> [What is being asked]: What lines of the data hold the string "Programa"? Pull each one out.
━━━━━━━━━━━━━━━━
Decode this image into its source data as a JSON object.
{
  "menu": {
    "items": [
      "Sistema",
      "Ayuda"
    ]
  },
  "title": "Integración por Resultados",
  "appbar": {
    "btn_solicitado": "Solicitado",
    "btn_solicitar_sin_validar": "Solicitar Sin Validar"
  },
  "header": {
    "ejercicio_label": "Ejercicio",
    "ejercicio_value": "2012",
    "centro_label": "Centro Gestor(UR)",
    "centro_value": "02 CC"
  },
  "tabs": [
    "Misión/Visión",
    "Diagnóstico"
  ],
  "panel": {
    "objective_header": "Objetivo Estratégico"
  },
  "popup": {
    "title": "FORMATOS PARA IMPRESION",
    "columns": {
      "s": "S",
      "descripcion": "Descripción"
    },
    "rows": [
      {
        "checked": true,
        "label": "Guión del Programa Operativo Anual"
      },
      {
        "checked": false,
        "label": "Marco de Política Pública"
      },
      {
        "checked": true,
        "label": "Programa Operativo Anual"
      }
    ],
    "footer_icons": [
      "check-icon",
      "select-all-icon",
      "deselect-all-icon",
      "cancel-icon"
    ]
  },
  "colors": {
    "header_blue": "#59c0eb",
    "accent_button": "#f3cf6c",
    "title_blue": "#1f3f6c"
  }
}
━━━━━━━━━━━━━━━━
> [Finished exercise]:
        "label": "Guión del Programa Operativo Anual"
        "label": "Programa Operativo Anual"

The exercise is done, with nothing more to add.